***** DATA TO PROCESS

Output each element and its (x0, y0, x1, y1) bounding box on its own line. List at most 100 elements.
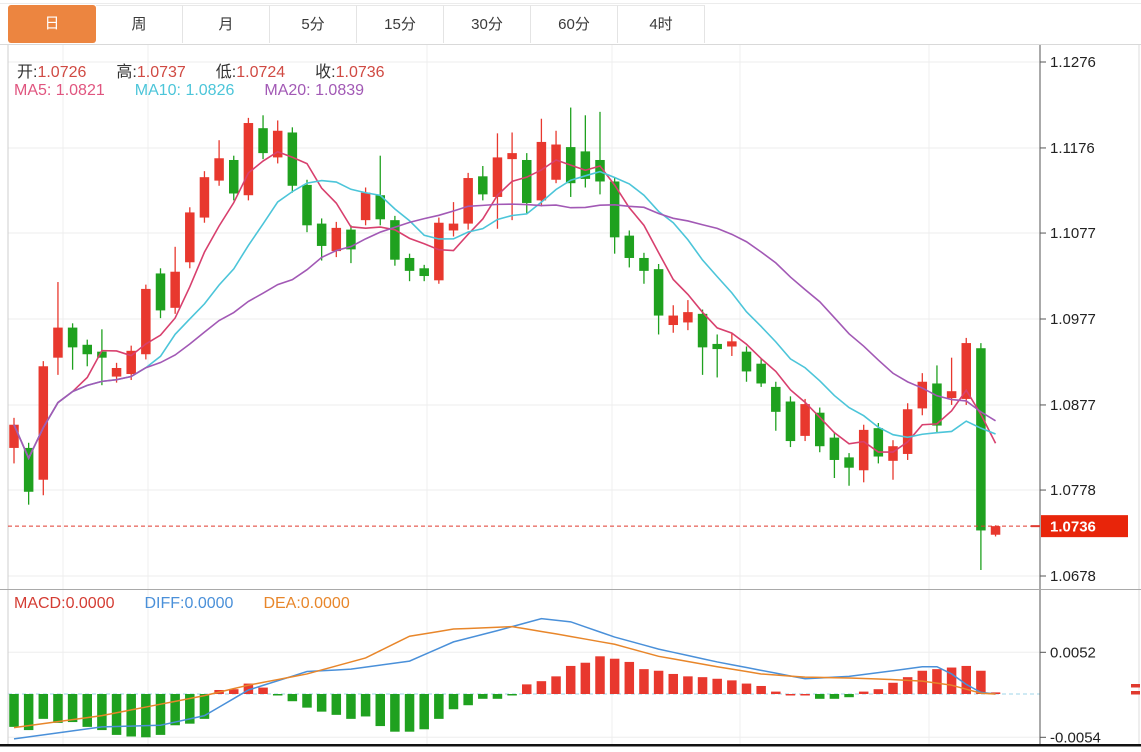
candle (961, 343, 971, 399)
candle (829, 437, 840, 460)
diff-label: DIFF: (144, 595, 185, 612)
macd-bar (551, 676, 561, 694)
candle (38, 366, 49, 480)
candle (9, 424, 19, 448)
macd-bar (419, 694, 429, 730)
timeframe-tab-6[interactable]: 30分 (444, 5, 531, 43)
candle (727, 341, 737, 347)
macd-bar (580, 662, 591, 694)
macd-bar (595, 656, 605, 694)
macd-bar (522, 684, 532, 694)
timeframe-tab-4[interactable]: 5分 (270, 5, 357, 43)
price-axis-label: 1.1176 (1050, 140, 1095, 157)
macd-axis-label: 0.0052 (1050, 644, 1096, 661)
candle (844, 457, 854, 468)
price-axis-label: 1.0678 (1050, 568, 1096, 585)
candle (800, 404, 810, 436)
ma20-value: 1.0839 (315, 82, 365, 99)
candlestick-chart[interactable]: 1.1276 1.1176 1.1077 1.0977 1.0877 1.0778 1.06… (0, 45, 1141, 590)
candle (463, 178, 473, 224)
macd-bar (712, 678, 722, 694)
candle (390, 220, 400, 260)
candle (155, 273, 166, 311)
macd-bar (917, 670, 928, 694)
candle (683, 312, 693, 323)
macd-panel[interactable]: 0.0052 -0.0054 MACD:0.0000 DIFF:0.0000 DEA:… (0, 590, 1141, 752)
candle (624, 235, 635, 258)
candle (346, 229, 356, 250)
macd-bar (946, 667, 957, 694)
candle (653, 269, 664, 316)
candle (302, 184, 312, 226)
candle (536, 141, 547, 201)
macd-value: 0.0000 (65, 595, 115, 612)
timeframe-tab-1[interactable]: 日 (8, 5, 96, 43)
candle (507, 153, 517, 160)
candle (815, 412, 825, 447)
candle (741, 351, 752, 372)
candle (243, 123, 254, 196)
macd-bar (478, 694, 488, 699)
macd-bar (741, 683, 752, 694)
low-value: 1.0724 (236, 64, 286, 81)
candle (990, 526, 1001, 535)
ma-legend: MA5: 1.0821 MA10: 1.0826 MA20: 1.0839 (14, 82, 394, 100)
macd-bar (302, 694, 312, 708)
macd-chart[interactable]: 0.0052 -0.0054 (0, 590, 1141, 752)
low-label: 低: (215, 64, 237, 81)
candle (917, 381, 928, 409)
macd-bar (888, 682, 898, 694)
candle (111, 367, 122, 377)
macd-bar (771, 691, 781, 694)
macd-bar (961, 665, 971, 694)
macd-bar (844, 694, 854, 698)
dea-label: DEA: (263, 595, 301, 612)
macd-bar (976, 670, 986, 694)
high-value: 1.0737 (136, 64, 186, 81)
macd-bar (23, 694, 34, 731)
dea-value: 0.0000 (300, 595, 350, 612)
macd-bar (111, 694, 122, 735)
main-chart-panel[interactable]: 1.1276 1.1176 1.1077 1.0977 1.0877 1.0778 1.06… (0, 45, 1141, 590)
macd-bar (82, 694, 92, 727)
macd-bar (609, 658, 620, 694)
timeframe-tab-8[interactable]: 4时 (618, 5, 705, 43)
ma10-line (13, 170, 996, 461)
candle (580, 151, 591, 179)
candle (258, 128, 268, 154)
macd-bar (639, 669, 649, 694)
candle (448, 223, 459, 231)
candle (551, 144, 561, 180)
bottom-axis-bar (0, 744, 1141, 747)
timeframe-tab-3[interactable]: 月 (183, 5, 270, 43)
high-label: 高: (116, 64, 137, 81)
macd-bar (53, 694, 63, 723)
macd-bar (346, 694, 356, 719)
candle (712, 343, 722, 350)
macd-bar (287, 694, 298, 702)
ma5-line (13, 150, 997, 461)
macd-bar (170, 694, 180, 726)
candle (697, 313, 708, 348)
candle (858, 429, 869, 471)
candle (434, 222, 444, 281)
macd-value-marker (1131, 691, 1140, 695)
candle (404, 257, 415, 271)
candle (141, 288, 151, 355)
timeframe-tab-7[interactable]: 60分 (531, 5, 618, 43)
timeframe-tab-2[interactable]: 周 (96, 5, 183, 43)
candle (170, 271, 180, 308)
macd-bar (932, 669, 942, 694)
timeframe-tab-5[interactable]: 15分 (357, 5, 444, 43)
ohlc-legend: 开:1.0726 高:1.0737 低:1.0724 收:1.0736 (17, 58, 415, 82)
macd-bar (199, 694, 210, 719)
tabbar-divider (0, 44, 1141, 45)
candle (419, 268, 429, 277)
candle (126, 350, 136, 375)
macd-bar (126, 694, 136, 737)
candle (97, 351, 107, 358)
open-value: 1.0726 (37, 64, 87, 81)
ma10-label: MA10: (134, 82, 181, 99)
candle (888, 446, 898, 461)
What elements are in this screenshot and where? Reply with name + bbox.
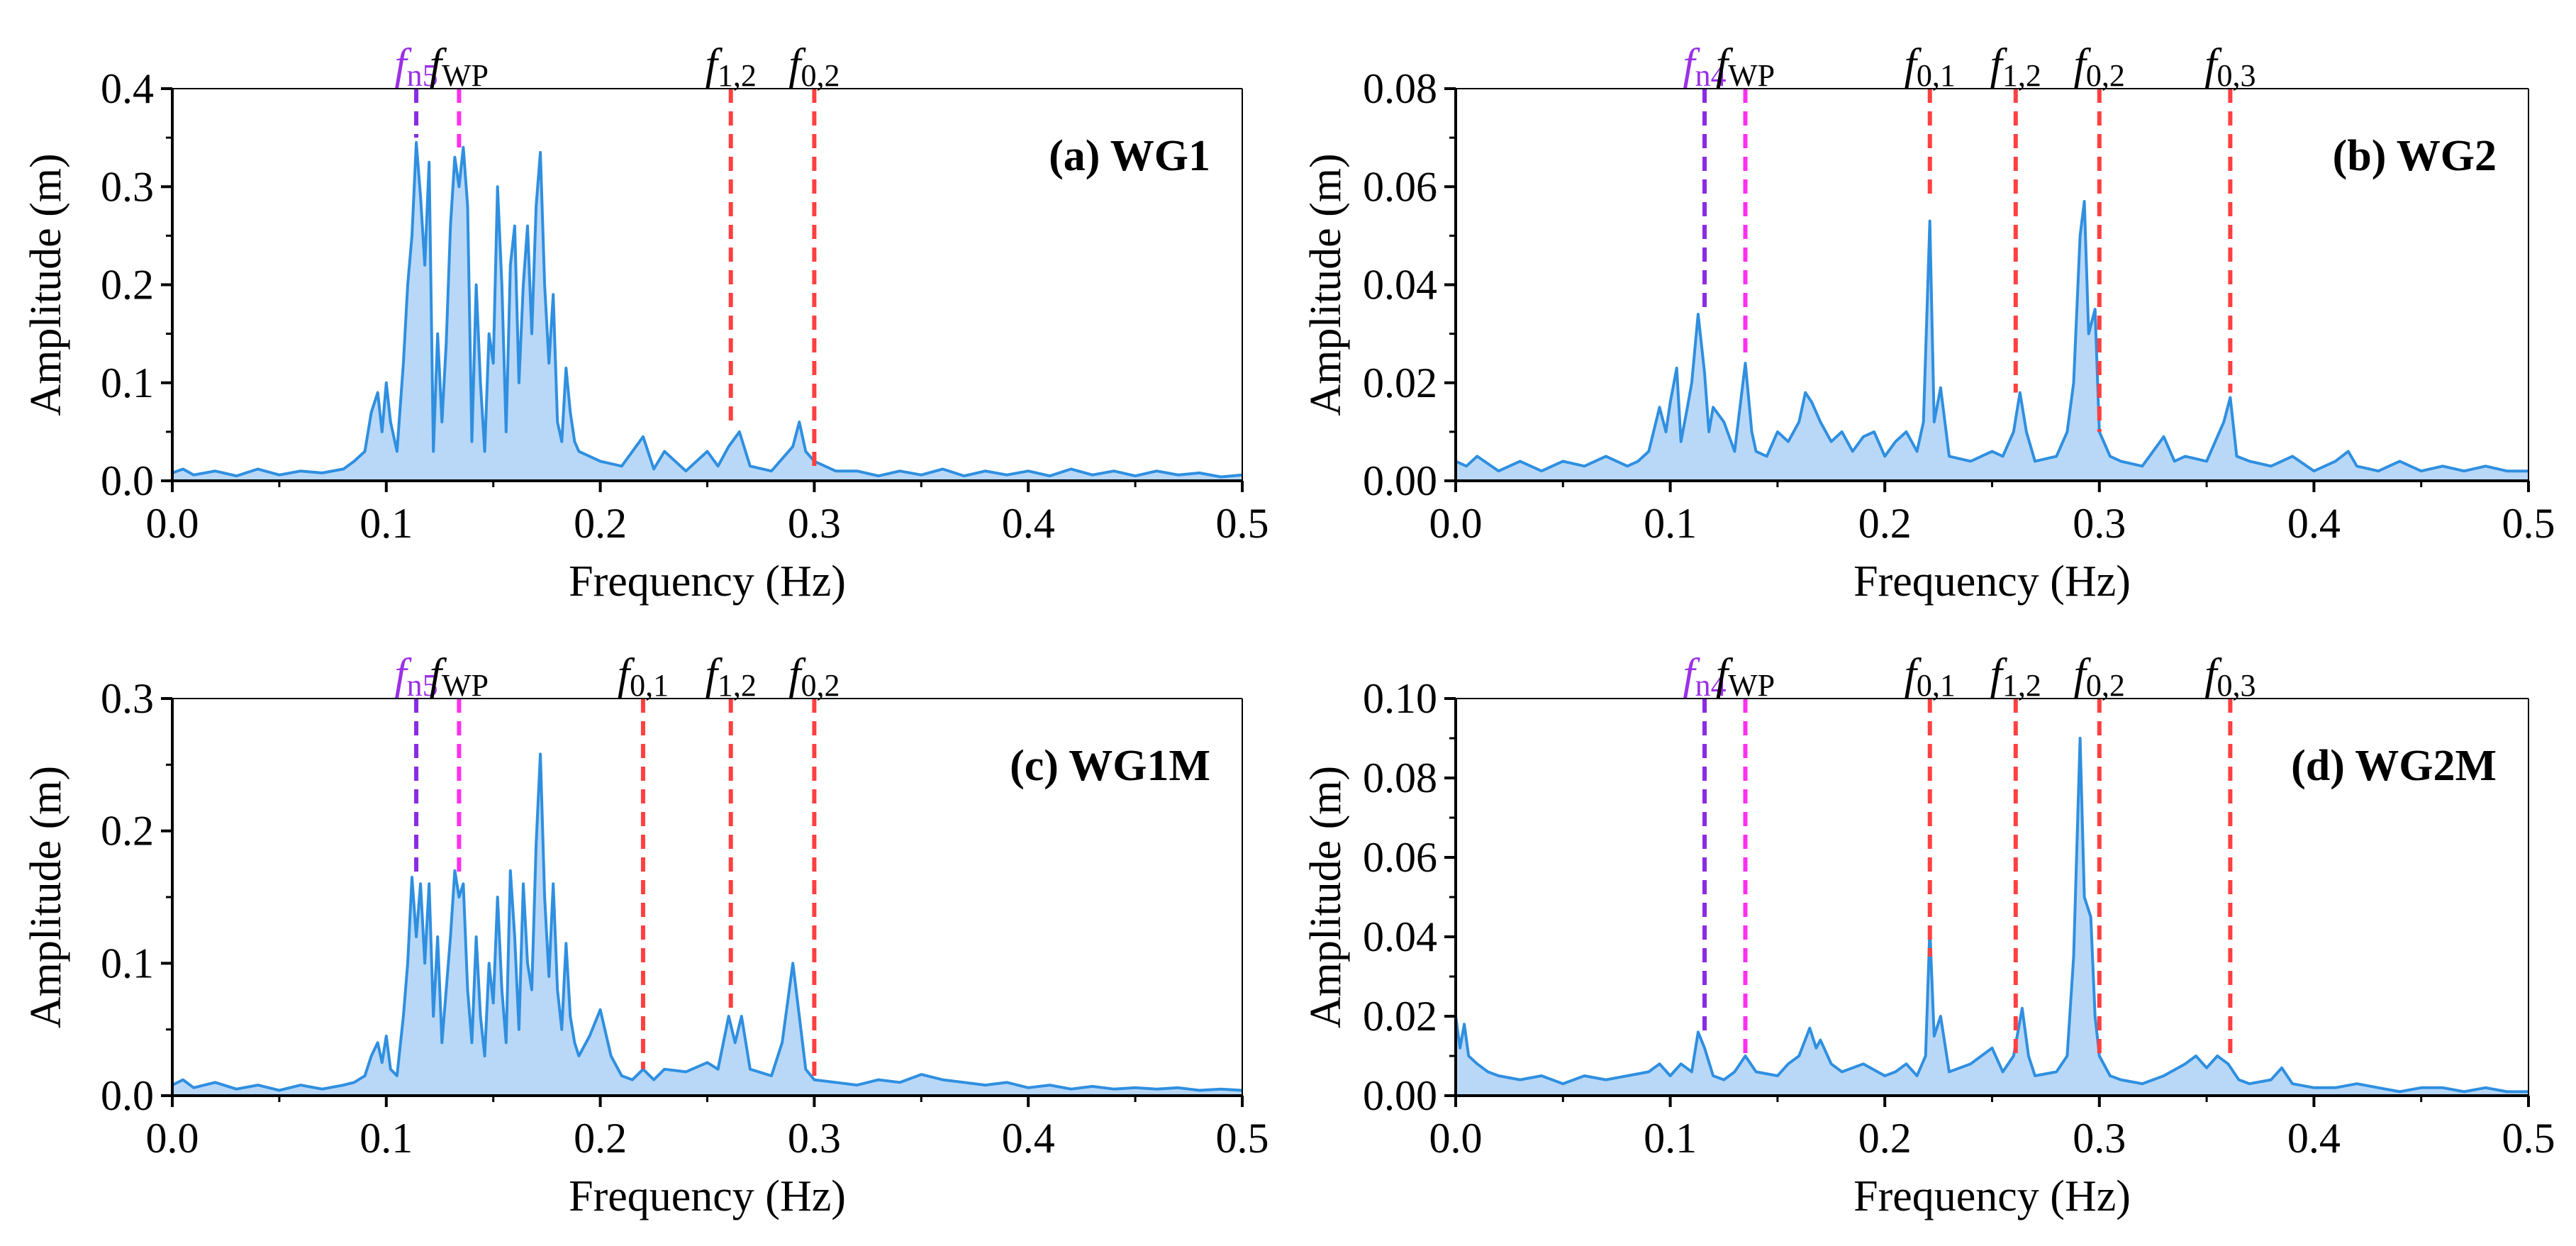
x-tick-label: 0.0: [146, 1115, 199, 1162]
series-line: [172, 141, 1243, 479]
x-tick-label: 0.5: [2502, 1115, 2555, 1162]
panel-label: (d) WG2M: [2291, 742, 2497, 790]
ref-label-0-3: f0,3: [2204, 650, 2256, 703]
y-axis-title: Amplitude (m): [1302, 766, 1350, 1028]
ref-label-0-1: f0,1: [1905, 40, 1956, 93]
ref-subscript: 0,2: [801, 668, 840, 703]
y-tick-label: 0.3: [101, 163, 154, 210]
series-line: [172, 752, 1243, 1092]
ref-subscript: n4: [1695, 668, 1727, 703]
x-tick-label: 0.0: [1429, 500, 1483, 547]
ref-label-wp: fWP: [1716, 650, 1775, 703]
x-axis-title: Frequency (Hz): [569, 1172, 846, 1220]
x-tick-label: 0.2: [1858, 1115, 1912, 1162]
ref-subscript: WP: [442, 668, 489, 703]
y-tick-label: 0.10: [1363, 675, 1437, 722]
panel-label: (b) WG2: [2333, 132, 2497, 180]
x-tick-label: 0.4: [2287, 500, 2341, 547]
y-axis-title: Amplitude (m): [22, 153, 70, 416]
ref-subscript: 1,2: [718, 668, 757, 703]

**********

WHAT TO PRODUCE: Update all the items above so that every "macd-bar" becomes "histogram-bar", with everything else left unchanged. Omit the pictures from your answer.

SOLUTION TO THE EXERCISE:
Output each element and its (x0, y0, x1, y1) bounding box on its own line. List at most 100 elements.
candle (961, 343, 971, 399)
candle (829, 437, 840, 460)
diff-label: DIFF: (144, 595, 185, 612)
histogram-bar (551, 676, 561, 694)
candle (38, 366, 49, 480)
candle (9, 424, 19, 448)
histogram-bar (419, 694, 429, 730)
timeframe-tab-6[interactable]: 30分 (444, 5, 531, 43)
candle (727, 341, 737, 347)
histogram-bar (580, 662, 591, 694)
histogram-bar (595, 656, 605, 694)
histogram-bar (522, 684, 532, 694)
timeframe-tab-4[interactable]: 5分 (270, 5, 357, 43)
price-axis-label: 1.1176 (1050, 140, 1095, 157)
macd-axis-label: 0.0052 (1050, 644, 1096, 661)
candle (844, 457, 854, 468)
price-axis-label: 1.0678 (1050, 568, 1096, 585)
candle (800, 404, 810, 436)
ma20-value: 1.0839 (315, 82, 365, 99)
candlestick-chart[interactable]: 1.1276 1.1176 1.1077 1.0977 1.0877 1.0778 1.06… (0, 45, 1141, 590)
candle (463, 178, 473, 224)
histogram-bar (712, 678, 722, 694)
candle (390, 220, 400, 260)
candle (155, 273, 166, 311)
histogram-bar (917, 670, 928, 694)
candle (683, 312, 693, 323)
macd-panel[interactable]: 0.0052 -0.0054 MACD:0.0000 DIFF:0.0000 DEA:… (0, 590, 1141, 752)
candle (624, 235, 635, 258)
candle (346, 229, 356, 250)
histogram-bar (946, 667, 957, 694)
candle (653, 269, 664, 316)
candle (302, 184, 312, 226)
candle (536, 141, 547, 201)
macd-value: 0.0000 (65, 595, 115, 612)
timeframe-tab-1[interactable]: 日 (8, 5, 96, 43)
candle (507, 153, 517, 160)
candle (815, 412, 825, 447)
candle (741, 351, 752, 372)
candle (243, 123, 254, 196)
histogram-bar (478, 694, 488, 699)
histogram-bar (741, 683, 752, 694)
low-value: 1.0724 (236, 64, 286, 81)
candle (990, 526, 1001, 535)
ma-legend: MA5: 1.0821 MA10: 1.0826 MA20: 1.0839 (14, 82, 394, 100)
histogram-bar (302, 694, 312, 708)
macd-chart[interactable]: 0.0052 -0.0054 (0, 590, 1141, 752)
low-label: 低: (215, 64, 237, 81)
candle (917, 381, 928, 409)
histogram-bar (888, 682, 898, 694)
candle (111, 367, 122, 377)
histogram-bar (771, 691, 781, 694)
histogram-bar (961, 665, 971, 694)
histogram-bar (844, 694, 854, 698)
dea-label: DEA: (263, 595, 301, 612)
histogram-bar (976, 670, 986, 694)
high-value: 1.0737 (136, 64, 186, 81)
histogram-bar (23, 694, 34, 731)
dea-value: 0.0000 (300, 595, 350, 612)
histogram-bar (111, 694, 122, 735)
main-chart-panel[interactable]: 1.1276 1.1176 1.1077 1.0977 1.0877 1.0778 1.06… (0, 45, 1141, 590)
histogram-bar (82, 694, 92, 727)
histogram-bar (609, 658, 620, 694)
timeframe-tab-8[interactable]: 4时 (618, 5, 705, 43)
ma10-line (13, 170, 996, 461)
candle (580, 151, 591, 179)
candle (258, 128, 268, 154)
histogram-bar (639, 669, 649, 694)
candle (448, 223, 459, 231)
candle (551, 144, 561, 180)
bottom-axis-bar (0, 744, 1141, 747)
timeframe-tab-3[interactable]: 月 (183, 5, 270, 43)
high-label: 高: (116, 64, 137, 81)
histogram-bar (53, 694, 63, 723)
histogram-bar (346, 694, 356, 719)
candle (712, 343, 722, 350)
histogram-bar (287, 694, 298, 702)
ma5-line (13, 150, 997, 461)
histogram-bar (170, 694, 180, 726)
candle (697, 313, 708, 348)
candle (858, 429, 869, 471)
candle (434, 222, 444, 281)
macd-value-marker (1131, 691, 1140, 695)
candle (404, 257, 415, 271)
candle (141, 288, 151, 355)
timeframe-tab-7[interactable]: 60分 (531, 5, 618, 43)
timeframe-tab-2[interactable]: 周 (96, 5, 183, 43)
candle (170, 271, 180, 308)
histogram-bar (932, 669, 942, 694)
timeframe-tab-5[interactable]: 15分 (357, 5, 444, 43)
ohlc-legend: 开:1.0726 高:1.0737 低:1.0724 收:1.0736 (17, 58, 415, 82)
histogram-bar (199, 694, 210, 719)
tabbar-divider (0, 44, 1141, 45)
candle (419, 268, 429, 277)
candle (126, 350, 136, 375)
histogram-bar (126, 694, 136, 737)
candle (97, 351, 107, 358)
open-value: 1.0726 (37, 64, 87, 81)
ma10-label: MA10: (134, 82, 181, 99)
candle (888, 446, 898, 461)
What elements are in this screenshot and where? Reply with name + bbox.
x-tick-label: 0.0: [146, 1115, 199, 1162]
series-line: [172, 141, 1243, 479]
x-tick-label: 0.5: [2502, 1115, 2555, 1162]
panel-label: (d) WG2M: [2291, 742, 2497, 790]
ref-label-0-3: f0,3: [2204, 650, 2256, 703]
y-axis-title: Amplitude (m): [1302, 766, 1350, 1028]
ref-label-0-1: f0,1: [1905, 40, 1956, 93]
ref-subscript: 0,2: [801, 668, 840, 703]
y-tick-label: 0.3: [101, 163, 154, 210]
series-line: [172, 752, 1243, 1092]
ref-subscript: n4: [1695, 668, 1727, 703]
x-tick-label: 0.0: [1429, 500, 1483, 547]
ref-label-wp: fWP: [1716, 650, 1775, 703]
x-axis-title: Frequency (Hz): [569, 1172, 846, 1220]
x-tick-label: 0.2: [1858, 1115, 1912, 1162]
ref-subscript: WP: [442, 668, 489, 703]
y-tick-label: 0.10: [1363, 675, 1437, 722]
panel-label: (b) WG2: [2333, 132, 2497, 180]
x-tick-label: 0.4: [2287, 500, 2341, 547]
y-axis-title: Amplitude (m): [22, 153, 70, 416]
ref-subscript: 1,2: [718, 668, 757, 703]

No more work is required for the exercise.